Challenge -
Give the entries again exactly, every one of them.

============================================================

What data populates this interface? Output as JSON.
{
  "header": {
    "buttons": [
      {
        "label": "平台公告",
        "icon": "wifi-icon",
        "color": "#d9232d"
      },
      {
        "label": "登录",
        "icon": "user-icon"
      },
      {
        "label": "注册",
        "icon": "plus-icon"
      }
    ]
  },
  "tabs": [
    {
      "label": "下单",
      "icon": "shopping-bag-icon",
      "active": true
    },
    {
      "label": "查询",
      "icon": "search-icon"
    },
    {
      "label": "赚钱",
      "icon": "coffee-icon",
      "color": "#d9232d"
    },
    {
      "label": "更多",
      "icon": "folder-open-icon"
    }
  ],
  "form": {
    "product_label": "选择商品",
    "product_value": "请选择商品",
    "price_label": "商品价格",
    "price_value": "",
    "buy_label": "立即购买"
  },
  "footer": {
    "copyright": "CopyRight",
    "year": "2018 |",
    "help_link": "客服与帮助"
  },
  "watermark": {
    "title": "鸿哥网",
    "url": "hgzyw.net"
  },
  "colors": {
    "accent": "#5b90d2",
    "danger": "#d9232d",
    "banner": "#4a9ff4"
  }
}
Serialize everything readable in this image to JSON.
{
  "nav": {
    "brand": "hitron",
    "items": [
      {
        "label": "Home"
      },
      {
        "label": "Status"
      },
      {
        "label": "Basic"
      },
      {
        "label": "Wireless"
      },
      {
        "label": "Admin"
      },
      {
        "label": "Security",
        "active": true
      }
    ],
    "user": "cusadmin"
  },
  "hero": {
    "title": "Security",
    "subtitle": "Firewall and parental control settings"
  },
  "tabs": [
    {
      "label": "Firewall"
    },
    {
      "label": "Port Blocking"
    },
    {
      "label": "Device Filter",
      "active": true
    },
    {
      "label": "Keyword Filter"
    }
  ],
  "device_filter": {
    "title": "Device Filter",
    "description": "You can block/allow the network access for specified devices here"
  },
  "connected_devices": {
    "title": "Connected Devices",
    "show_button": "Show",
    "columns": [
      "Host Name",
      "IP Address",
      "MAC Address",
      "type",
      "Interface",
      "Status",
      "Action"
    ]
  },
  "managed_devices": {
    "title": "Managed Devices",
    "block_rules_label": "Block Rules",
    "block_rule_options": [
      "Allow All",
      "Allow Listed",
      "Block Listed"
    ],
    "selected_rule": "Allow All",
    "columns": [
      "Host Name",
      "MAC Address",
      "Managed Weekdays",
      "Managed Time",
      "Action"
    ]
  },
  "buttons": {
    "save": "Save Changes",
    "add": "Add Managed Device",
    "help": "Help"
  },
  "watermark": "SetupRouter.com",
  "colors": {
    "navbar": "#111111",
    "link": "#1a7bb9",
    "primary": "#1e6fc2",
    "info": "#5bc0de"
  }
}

============================================================

Answer to this problem -
What data populates this interface? Output as JSON.
{
  "header": {
    "buttons": [
      {
        "label": "平台公告",
        "icon": "wifi-icon",
        "color": "#d9232d"
      },
      {
        "label": "登录",
        "icon": "user-icon"
      },
      {
        "label": "注册",
        "icon": "plus-icon"
      }
    ]
  },
  "tabs": [
    {
      "label": "下单",
      "icon": "shopping-bag-icon",
      "active": true
    },
    {
      "label": "查询",
      "icon": "search-icon"
    },
    {
      "label": "赚钱",
      "icon": "coffee-icon",
      "color": "#d9232d"
    },
    {
      "label": "更多",
      "icon": "folder-open-icon"
    }
  ],
  "form": {
    "product_label": "选择商品",
    "product_value": "请选择商品",
    "price_label": "商品价格",
    "price_value": "",
    "buy_label": "立即购买"
  },
  "footer": {
    "copyright": "CopyRight",
    "year": "2018 |",
    "help_link": "客服与帮助"
  },
  "watermark": {
    "title": "鸿哥网",
    "url": "hgzyw.net"
  },
  "colors": {
    "accent": "#5b90d2",
    "danger": "#d9232d",
    "banner": "#4a9ff4"
  }
}
Serialize everything readable in this image to JSON.
{
  "nav": {
    "brand": "hitron",
    "items": [
      {
        "label": "Home"
      },
      {
        "label": "Status"
      },
      {
        "label": "Basic"
      },
      {
        "label": "Wireless"
      },
      {
        "label": "Admin"
      },
      {
        "label": "Security",
        "active": true
      }
    ],
    "user": "cusadmin"
  },
  "hero": {
    "title": "Security",
    "subtitle": "Firewall and parental control settings"
  },
  "tabs": [
    {
      "label": "Firewall"
    },
    {
      "label": "Port Blocking"
    },
    {
      "label": "Device Filter",
      "active": true
    },
    {
      "label": "Keyword Filter"
    }
  ],
  "device_filter": {
    "title": "Device Filter",
    "description": "You can block/allow the network access for specified devices here"
  },
  "connected_devices": {
    "title": "Connected Devices",
    "show_button": "Show",
    "columns": [
      "Host Name",
      "IP Address",
      "MAC Address",
      "type",
      "Interface",
      "Status",
      "Action"
    ]
  },
  "managed_devices": {
    "title": "Managed Devices",
    "block_rules_label": "Block Rules",
    "block_rule_options": [
      "Allow All",
      "Allow Listed",
      "Block Listed"
    ],
    "selected_rule": "Allow All",
    "columns": [
      "Host Name",
      "MAC Address",
      "Managed Weekdays",
      "Managed Time",
      "Action"
    ]
  },
  "buttons": {
    "save": "Save Changes",
    "add": "Add Managed Device",
    "help": "Help"
  },
  "watermark": "SetupRouter.com",
  "colors": {
    "navbar": "#111111",
    "link": "#1a7bb9",
    "primary": "#1e6fc2",
    "info": "#5bc0de"
  }
}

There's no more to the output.